** Given exercise **
Each entry below is to be duplicated verbatim.
>>>>>
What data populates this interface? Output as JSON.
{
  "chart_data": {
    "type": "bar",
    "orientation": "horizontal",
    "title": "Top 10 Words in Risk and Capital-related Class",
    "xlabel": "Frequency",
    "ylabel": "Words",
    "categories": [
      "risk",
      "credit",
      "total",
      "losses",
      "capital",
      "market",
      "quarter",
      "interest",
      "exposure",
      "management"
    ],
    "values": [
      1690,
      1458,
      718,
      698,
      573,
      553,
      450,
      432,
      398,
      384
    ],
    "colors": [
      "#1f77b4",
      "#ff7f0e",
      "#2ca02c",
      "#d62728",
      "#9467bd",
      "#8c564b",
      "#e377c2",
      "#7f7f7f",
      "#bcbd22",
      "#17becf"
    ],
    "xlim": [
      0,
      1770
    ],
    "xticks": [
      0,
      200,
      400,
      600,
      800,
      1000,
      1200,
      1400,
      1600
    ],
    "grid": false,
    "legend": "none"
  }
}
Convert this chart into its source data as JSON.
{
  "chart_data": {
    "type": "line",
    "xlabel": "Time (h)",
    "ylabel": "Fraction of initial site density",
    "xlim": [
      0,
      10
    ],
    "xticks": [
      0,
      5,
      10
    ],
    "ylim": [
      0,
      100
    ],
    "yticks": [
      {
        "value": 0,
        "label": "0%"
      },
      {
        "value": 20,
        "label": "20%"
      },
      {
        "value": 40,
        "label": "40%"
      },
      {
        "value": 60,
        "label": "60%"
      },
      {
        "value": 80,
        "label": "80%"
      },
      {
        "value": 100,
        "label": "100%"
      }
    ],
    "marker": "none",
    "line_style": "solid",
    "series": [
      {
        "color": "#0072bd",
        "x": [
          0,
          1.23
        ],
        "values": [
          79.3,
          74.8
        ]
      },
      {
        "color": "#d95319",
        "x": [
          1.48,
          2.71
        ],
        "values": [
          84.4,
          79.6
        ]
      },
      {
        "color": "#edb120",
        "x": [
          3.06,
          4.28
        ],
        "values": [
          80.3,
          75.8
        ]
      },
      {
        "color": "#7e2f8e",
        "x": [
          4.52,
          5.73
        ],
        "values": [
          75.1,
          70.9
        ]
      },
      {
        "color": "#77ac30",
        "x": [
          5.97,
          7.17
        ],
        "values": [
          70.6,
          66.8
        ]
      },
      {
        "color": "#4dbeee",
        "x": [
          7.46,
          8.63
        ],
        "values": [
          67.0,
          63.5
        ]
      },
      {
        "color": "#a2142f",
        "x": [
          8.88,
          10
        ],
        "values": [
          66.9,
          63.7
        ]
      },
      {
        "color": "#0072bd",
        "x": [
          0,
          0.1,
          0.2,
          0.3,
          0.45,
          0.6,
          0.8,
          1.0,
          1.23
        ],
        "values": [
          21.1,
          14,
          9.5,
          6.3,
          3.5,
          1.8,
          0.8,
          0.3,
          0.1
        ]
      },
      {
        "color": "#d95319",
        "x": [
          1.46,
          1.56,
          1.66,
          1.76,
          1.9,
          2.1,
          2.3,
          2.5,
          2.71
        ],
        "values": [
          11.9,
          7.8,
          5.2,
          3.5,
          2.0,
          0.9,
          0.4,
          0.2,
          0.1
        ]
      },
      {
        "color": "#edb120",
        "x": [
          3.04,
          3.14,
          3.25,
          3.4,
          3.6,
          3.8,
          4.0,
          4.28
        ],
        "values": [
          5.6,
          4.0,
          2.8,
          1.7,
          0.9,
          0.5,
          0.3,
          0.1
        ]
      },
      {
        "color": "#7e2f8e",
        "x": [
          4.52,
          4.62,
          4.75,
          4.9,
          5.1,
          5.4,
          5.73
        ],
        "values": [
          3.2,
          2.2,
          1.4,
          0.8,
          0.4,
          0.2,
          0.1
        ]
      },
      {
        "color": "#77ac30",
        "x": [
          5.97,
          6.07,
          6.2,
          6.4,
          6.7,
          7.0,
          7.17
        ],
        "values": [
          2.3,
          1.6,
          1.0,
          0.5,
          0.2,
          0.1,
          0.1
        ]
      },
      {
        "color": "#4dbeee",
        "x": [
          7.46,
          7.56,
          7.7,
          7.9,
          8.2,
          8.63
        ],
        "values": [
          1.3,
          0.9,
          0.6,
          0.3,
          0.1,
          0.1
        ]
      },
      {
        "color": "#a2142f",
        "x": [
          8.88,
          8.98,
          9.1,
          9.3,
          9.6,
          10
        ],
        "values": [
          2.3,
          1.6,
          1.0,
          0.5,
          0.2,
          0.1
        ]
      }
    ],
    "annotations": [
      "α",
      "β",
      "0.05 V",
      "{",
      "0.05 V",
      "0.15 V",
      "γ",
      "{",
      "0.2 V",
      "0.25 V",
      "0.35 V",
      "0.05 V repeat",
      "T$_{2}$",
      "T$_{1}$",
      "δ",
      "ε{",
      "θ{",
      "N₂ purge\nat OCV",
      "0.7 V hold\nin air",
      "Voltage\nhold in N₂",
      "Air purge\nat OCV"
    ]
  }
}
<<<<<
** Result of the task **
What data populates this interface? Output as JSON.
{
  "chart_data": {
    "type": "bar",
    "orientation": "horizontal",
    "title": "Top 10 Words in Risk and Capital-related Class",
    "xlabel": "Frequency",
    "ylabel": "Words",
    "categories": [
      "risk",
      "credit",
      "total",
      "losses",
      "capital",
      "market",
      "quarter",
      "interest",
      "exposure",
      "management"
    ],
    "values": [
      1690,
      1458,
      718,
      698,
      573,
      553,
      450,
      432,
      398,
      384
    ],
    "colors": [
      "#1f77b4",
      "#ff7f0e",
      "#2ca02c",
      "#d62728",
      "#9467bd",
      "#8c564b",
      "#e377c2",
      "#7f7f7f",
      "#bcbd22",
      "#17becf"
    ],
    "xlim": [
      0,
      1770
    ],
    "xticks": [
      0,
      200,
      400,
      600,
      800,
      1000,
      1200,
      1400,
      1600
    ],
    "grid": false,
    "legend": "none"
  }
}
Convert this chart into its source data as JSON.
{
  "chart_data": {
    "type": "line",
    "xlabel": "Time (h)",
    "ylabel": "Fraction of initial site density",
    "xlim": [
      0,
      10
    ],
    "xticks": [
      0,
      5,
      10
    ],
    "ylim": [
      0,
      100
    ],
    "yticks": [
      {
        "value": 0,
        "label": "0%"
      },
      {
        "value": 20,
        "label": "20%"
      },
      {
        "value": 40,
        "label": "40%"
      },
      {
        "value": 60,
        "label": "60%"
      },
      {
        "value": 80,
        "label": "80%"
      },
      {
        "value": 100,
        "label": "100%"
      }
    ],
    "marker": "none",
    "line_style": "solid",
    "series": [
      {
        "color": "#0072bd",
        "x": [
          0,
          1.23
        ],
        "values": [
          79.3,
          74.8
        ]
      },
      {
        "color": "#d95319",
        "x": [
          1.48,
          2.71
        ],
        "values": [
          84.4,
          79.6
        ]
      },
      {
        "color": "#edb120",
        "x": [
          3.06,
          4.28
        ],
        "values": [
          80.3,
          75.8
        ]
      },
      {
        "color": "#7e2f8e",
        "x": [
          4.52,
          5.73
        ],
        "values": [
          75.1,
          70.9
        ]
      },
      {
        "color": "#77ac30",
        "x": [
          5.97,
          7.17
        ],
        "values": [
          70.6,
          66.8
        ]
      },
      {
        "color": "#4dbeee",
        "x": [
          7.46,
          8.63
        ],
        "values": [
          67.0,
          63.5
        ]
      },
      {
        "color": "#a2142f",
        "x": [
          8.88,
          10
        ],
        "values": [
          66.9,
          63.7
        ]
      },
      {
        "color": "#0072bd",
        "x": [
          0,
          0.1,
          0.2,
          0.3,
          0.45,
          0.6,
          0.8,
          1.0,
          1.23
        ],
        "values": [
          21.1,
          14,
          9.5,
          6.3,
          3.5,
          1.8,
          0.8,
          0.3,
          0.1
        ]
      },
      {
        "color": "#d95319",
        "x": [
          1.46,
          1.56,
          1.66,
          1.76,
          1.9,
          2.1,
          2.3,
          2.5,
          2.71
        ],
        "values": [
          11.9,
          7.8,
          5.2,
          3.5,
          2.0,
          0.9,
          0.4,
          0.2,
          0.1
        ]
      },
      {
        "color": "#edb120",
        "x": [
          3.04,
          3.14,
          3.25,
          3.4,
          3.6,
          3.8,
          4.0,
          4.28
        ],
        "values": [
          5.6,
          4.0,
          2.8,
          1.7,
          0.9,
          0.5,
          0.3,
          0.1
        ]
      },
      {
        "color": "#7e2f8e",
        "x": [
          4.52,
          4.62,
          4.75,
          4.9,
          5.1,
          5.4,
          5.73
        ],
        "values": [
          3.2,
          2.2,
          1.4,
          0.8,
          0.4,
          0.2,
          0.1
        ]
      },
      {
        "color": "#77ac30",
        "x": [
          5.97,
          6.07,
          6.2,
          6.4,
          6.7,
          7.0,
          7.17
        ],
        "values": [
          2.3,
          1.6,
          1.0,
          0.5,
          0.2,
          0.1,
          0.1
        ]
      },
      {
        "color": "#4dbeee",
        "x": [
          7.46,
          7.56,
          7.7,
          7.9,
          8.2,
          8.63
        ],
        "values": [
          1.3,
          0.9,
          0.6,
          0.3,
          0.1,
          0.1
        ]
      },
      {
        "color": "#a2142f",
        "x": [
          8.88,
          8.98,
          9.1,
          9.3,
          9.6,
          10
        ],
        "values": [
          2.3,
          1.6,
          1.0,
          0.5,
          0.2,
          0.1
        ]
      }
    ],
    "annotations": [
      "α",
      "β",
      "0.05 V",
      "{",
      "0.05 V",
      "0.15 V",
      "γ",
      "{",
      "0.2 V",
      "0.25 V",
      "0.35 V",
      "0.05 V repeat",
      "T$_{2}$",
      "T$_{1}$",
      "δ",
      "ε{",
      "θ{",
      "N₂ purge\nat OCV",
      "0.7 V hold\nin air",
      "Voltage\nhold in N₂",
      "Air purge\nat OCV"
    ]
  }
}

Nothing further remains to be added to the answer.